RECORDS SUPPLIED
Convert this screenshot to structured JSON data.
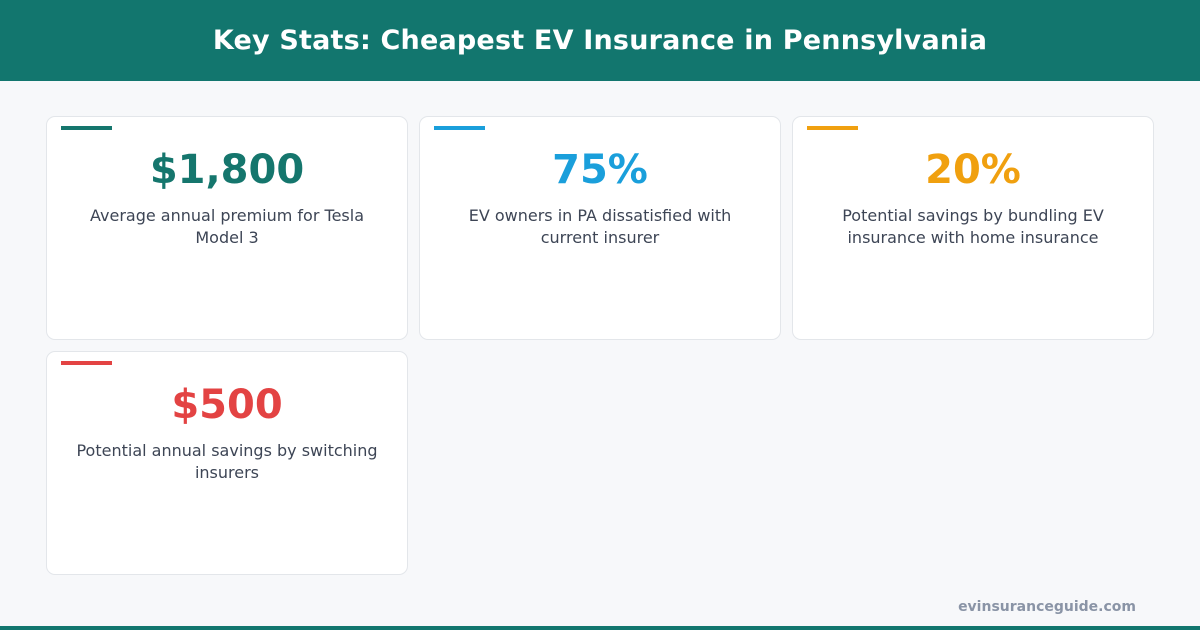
{
  "header": {
    "title": "Key Stats: Cheapest EV Insurance in Pennsylvania"
  },
  "cards": [
    {
      "value": "$1,800",
      "label": "Average annual premium for Tesla Model 3",
      "color": "#15766d"
    },
    {
      "value": "75%",
      "label": "EV owners in PA dissatisfied with current insurer",
      "color": "#1a9fdb"
    },
    {
      "value": "20%",
      "label": "Potential savings by bundling EV insurance with home insurance",
      "color": "#f0a00f"
    },
    {
      "value": "$500",
      "label": "Potential annual savings by switching insurers",
      "color": "#e34343"
    }
  ],
  "footer": {
    "source": "evinsuranceguide.com"
  }
}
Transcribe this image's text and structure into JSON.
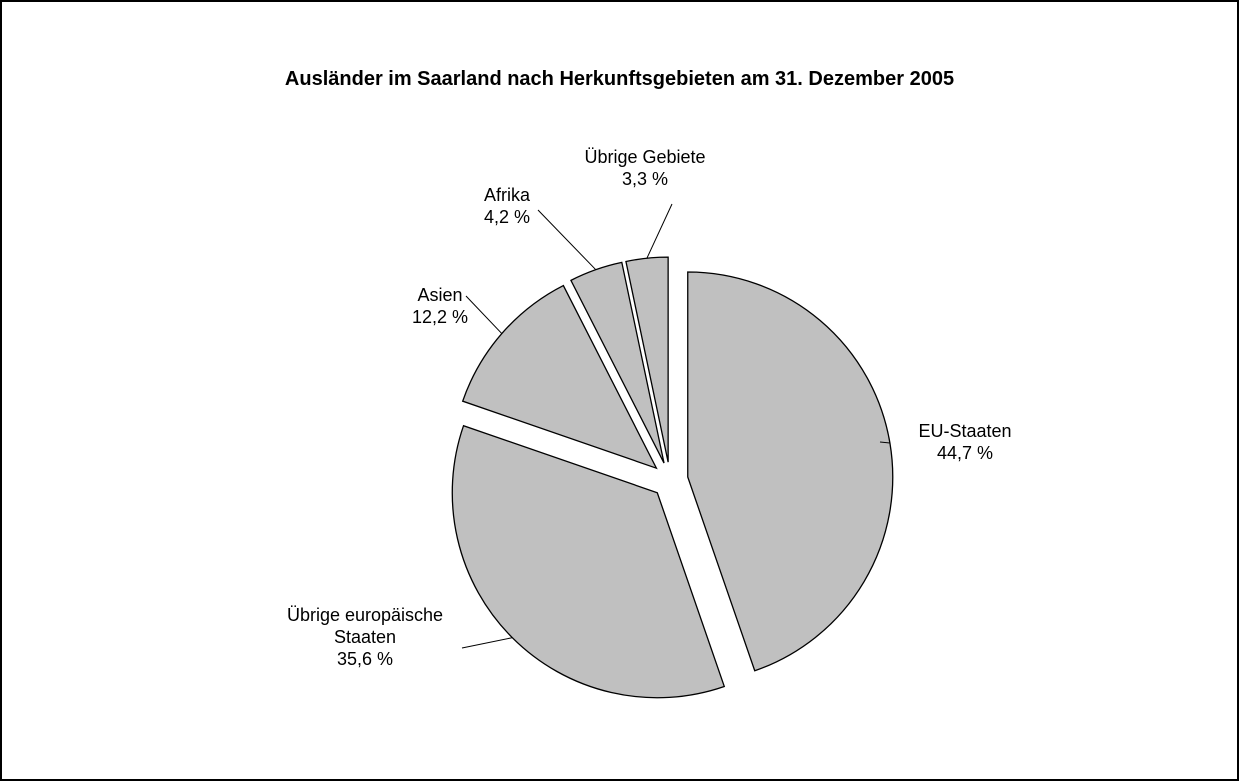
{
  "chart_data": {
    "type": "pie",
    "title": "Ausländer im Saarland nach Herkunftsgebieten am 31. Dezember 2005",
    "categories": [
      "EU-Staaten",
      "Übrige europäische Staaten",
      "Asien",
      "Afrika",
      "Übrige Gebiete"
    ],
    "values": [
      44.7,
      35.6,
      12.2,
      4.2,
      3.3
    ],
    "value_labels": [
      "44,7 %",
      "35,6 %",
      "12,2 %",
      "4,2 %",
      "3,3 %"
    ],
    "color": "#c0c0c0"
  }
}
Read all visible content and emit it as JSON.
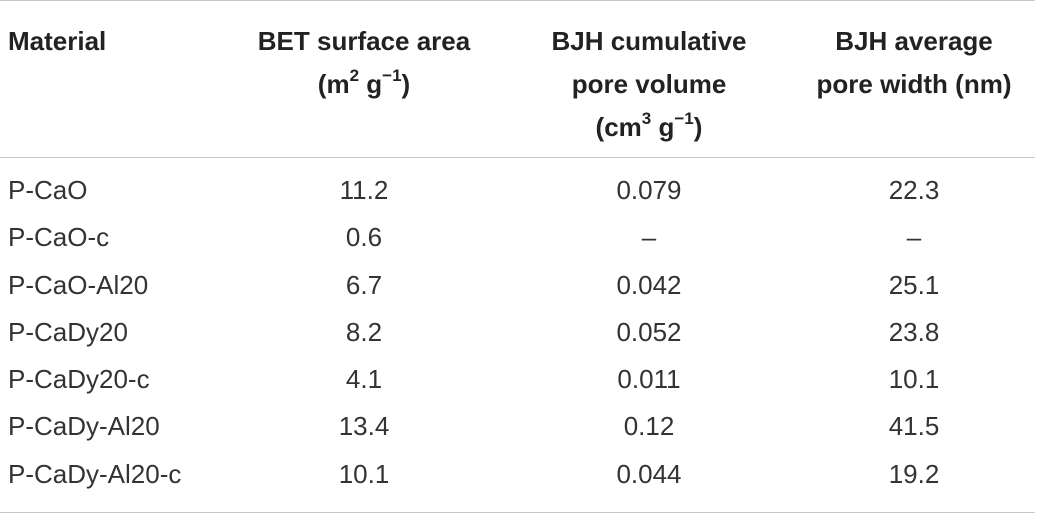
{
  "table": {
    "headers": {
      "material": "Material",
      "bet": {
        "line1": "BET surface area",
        "pre": "(m",
        "sup1": "2",
        "mid": " g",
        "sup2": "−1",
        "post": ")"
      },
      "volume": {
        "line1": "BJH cumulative",
        "line2": "pore volume",
        "pre": "(cm",
        "sup1": "3",
        "mid": " g",
        "sup2": "−1",
        "post": ")"
      },
      "width": {
        "line1": "BJH average",
        "line2": "pore width (nm)"
      }
    },
    "rows": [
      {
        "material": "P-CaO",
        "bet": "11.2",
        "volume": "0.079",
        "width": "22.3"
      },
      {
        "material": "P-CaO-c",
        "bet": "0.6",
        "volume": "–",
        "width": "–"
      },
      {
        "material": "P-CaO-Al20",
        "bet": "6.7",
        "volume": "0.042",
        "width": "25.1"
      },
      {
        "material": "P-CaDy20",
        "bet": "8.2",
        "volume": "0.052",
        "width": "23.8"
      },
      {
        "material": "P-CaDy20-c",
        "bet": "4.1",
        "volume": "0.011",
        "width": "10.1"
      },
      {
        "material": "P-CaDy-Al20",
        "bet": "13.4",
        "volume": "0.12",
        "width": "41.5"
      },
      {
        "material": "P-CaDy-Al20-c",
        "bet": "10.1",
        "volume": "0.044",
        "width": "19.2"
      }
    ]
  }
}
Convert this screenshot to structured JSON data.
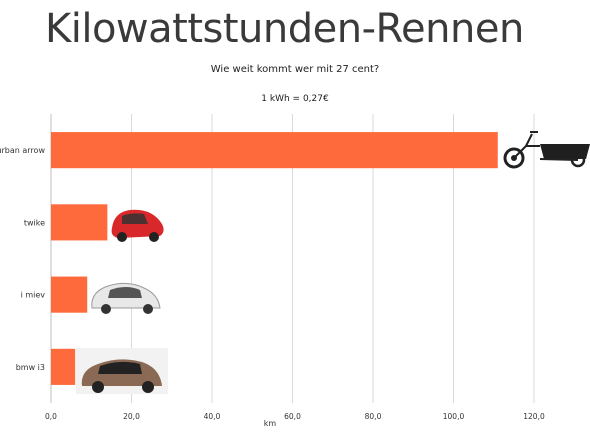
{
  "chart_data": {
    "type": "bar",
    "orientation": "horizontal",
    "title": "Kilowattstunden-Rennen",
    "subtitle": "Wie weit kommt wer mit 27 cent?",
    "note": "1 kWh = 0,27€",
    "categories": [
      "urban arrow",
      "twike",
      "i miev",
      "bmw i3"
    ],
    "values": [
      111,
      14,
      9,
      6
    ],
    "xlabel": "km",
    "xlim": [
      0,
      120
    ],
    "xticks": [
      "0,0",
      "20,0",
      "40,0",
      "60,0",
      "80,0",
      "100,0",
      "120,0"
    ],
    "grid": true,
    "bar_color": "#ff6a3d",
    "grid_color": "#d9d9d9"
  },
  "icons": [
    "cargo-bike-icon",
    "twike-car-icon",
    "i-miev-car-icon",
    "bmw-i3-car-icon"
  ]
}
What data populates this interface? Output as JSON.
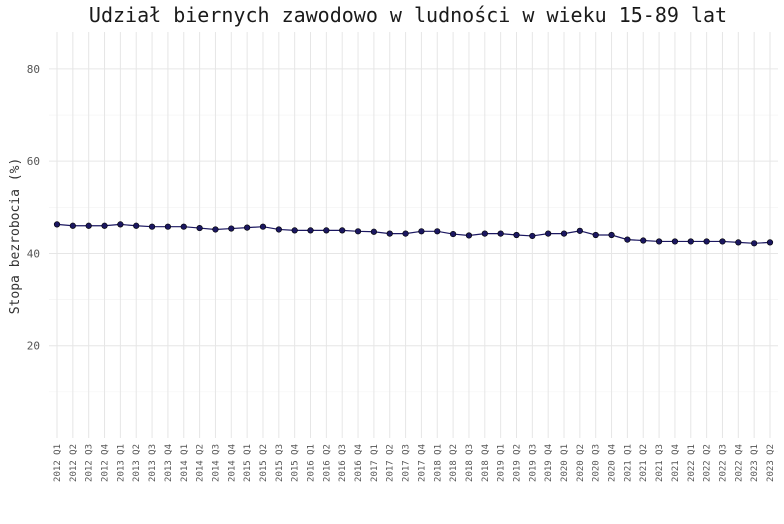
{
  "chart_data": {
    "type": "line",
    "title": "Udział biernych zawodowo w ludności w wieku 15-89 lat",
    "ylabel": "Stopa bezrobocia (%)",
    "xlabel": "",
    "ylim": [
      0,
      88
    ],
    "yticks": [
      20,
      40,
      60,
      80
    ],
    "grid": true,
    "categories": [
      "2012 Q1",
      "2012 Q2",
      "2012 Q3",
      "2012 Q4",
      "2013 Q1",
      "2013 Q2",
      "2013 Q3",
      "2013 Q4",
      "2014 Q1",
      "2014 Q2",
      "2014 Q3",
      "2014 Q4",
      "2015 Q1",
      "2015 Q2",
      "2015 Q3",
      "2015 Q4",
      "2016 Q1",
      "2016 Q2",
      "2016 Q3",
      "2016 Q4",
      "2017 Q1",
      "2017 Q2",
      "2017 Q3",
      "2017 Q4",
      "2018 Q1",
      "2018 Q2",
      "2018 Q3",
      "2018 Q4",
      "2019 Q1",
      "2019 Q2",
      "2019 Q3",
      "2019 Q4",
      "2020 Q1",
      "2020 Q2",
      "2020 Q3",
      "2020 Q4",
      "2021 Q1",
      "2021 Q2",
      "2021 Q3",
      "2021 Q4",
      "2022 Q1",
      "2022 Q2",
      "2022 Q3",
      "2022 Q4",
      "2023 Q1",
      "2023 Q2"
    ],
    "series": [
      {
        "values": [
          46.3,
          46.0,
          46.0,
          46.0,
          46.3,
          46.0,
          45.8,
          45.8,
          45.8,
          45.5,
          45.2,
          45.4,
          45.6,
          45.8,
          45.2,
          45.0,
          45.0,
          45.0,
          45.0,
          44.8,
          44.7,
          44.3,
          44.3,
          44.8,
          44.8,
          44.2,
          43.9,
          44.3,
          44.3,
          44.0,
          43.8,
          44.3,
          44.3,
          44.9,
          44.0,
          44.0,
          43.0,
          42.8,
          42.6,
          42.6,
          42.6,
          42.6,
          42.6,
          42.4,
          42.2,
          42.4
        ],
        "color": "#1b1760"
      }
    ]
  }
}
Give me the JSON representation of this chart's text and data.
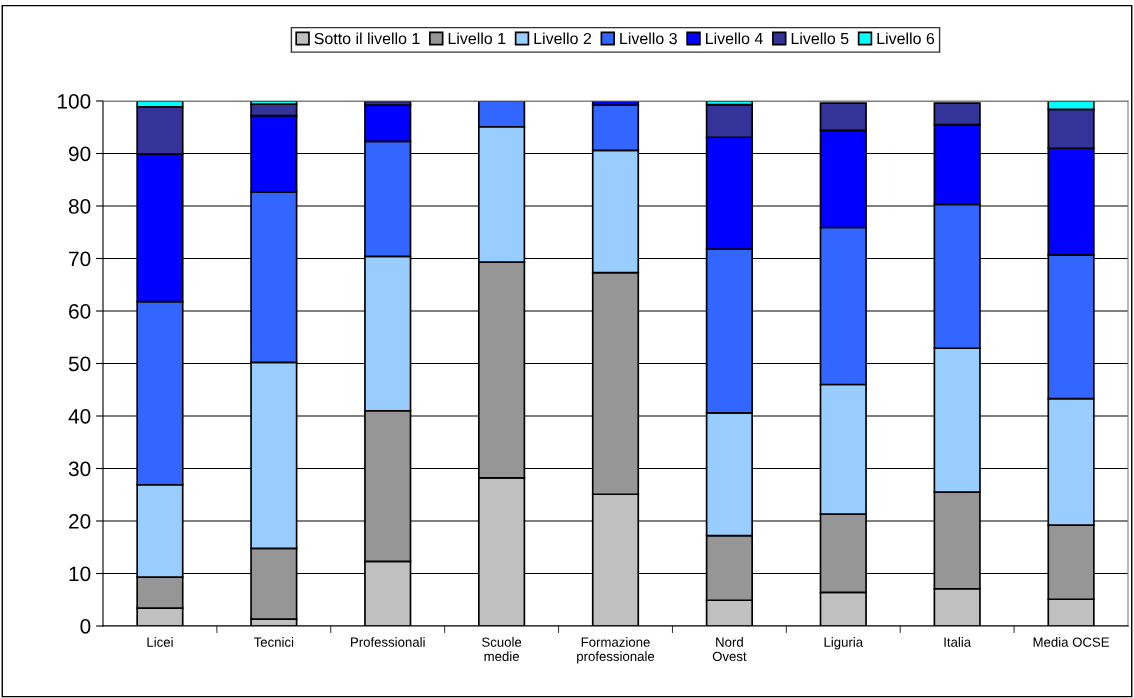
{
  "chart_data": {
    "type": "bar",
    "stacked": true,
    "categories": [
      "Licei",
      "Tecnici",
      "Professionali",
      "Scuole\nmedie",
      "Formazione\nprofessionale",
      "Nord\nOvest",
      "Liguria",
      "Italia",
      "Media OCSE"
    ],
    "series": [
      {
        "name": "Sotto il livello 1",
        "color": "#c0c0c0",
        "values": [
          3.4,
          1.3,
          12.3,
          28.2,
          25.1,
          4.9,
          6.4,
          7.1,
          5.1
        ]
      },
      {
        "name": "Livello 1",
        "color": "#969696",
        "values": [
          5.9,
          13.5,
          28.7,
          41.1,
          42.2,
          12.3,
          14.9,
          18.4,
          14.1
        ]
      },
      {
        "name": "Livello 2",
        "color": "#99ccff",
        "values": [
          17.6,
          35.4,
          29.4,
          25.8,
          23.3,
          23.4,
          24.7,
          27.4,
          24.1
        ]
      },
      {
        "name": "Livello 3",
        "color": "#3366ff",
        "values": [
          34.9,
          32.5,
          21.9,
          4.9,
          8.6,
          31.2,
          29.9,
          27.4,
          27.4
        ]
      },
      {
        "name": "Livello 4",
        "color": "#0000ff",
        "values": [
          28.1,
          14.5,
          6.9,
          null,
          0.8,
          21.3,
          18.5,
          15.2,
          20.3
        ]
      },
      {
        "name": "Livello 5",
        "color": "#333399",
        "values": [
          9.0,
          2.2,
          0.7,
          null,
          null,
          6.2,
          5.2,
          4.1,
          7.4
        ]
      },
      {
        "name": "Livello 6",
        "color": "#00ffff",
        "values": [
          1.1,
          0.6,
          null,
          null,
          null,
          0.7,
          null,
          null,
          1.6
        ]
      }
    ],
    "ylim": [
      0,
      100
    ],
    "yticks": [
      0,
      10,
      20,
      30,
      40,
      50,
      60,
      70,
      80,
      90,
      100
    ],
    "grid": "y",
    "legend": "top"
  }
}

TASK GOAL
Compute the number of lines above that contain the string "savings". Reply with that value only.

ANSWER TO THIS PROBLEM
2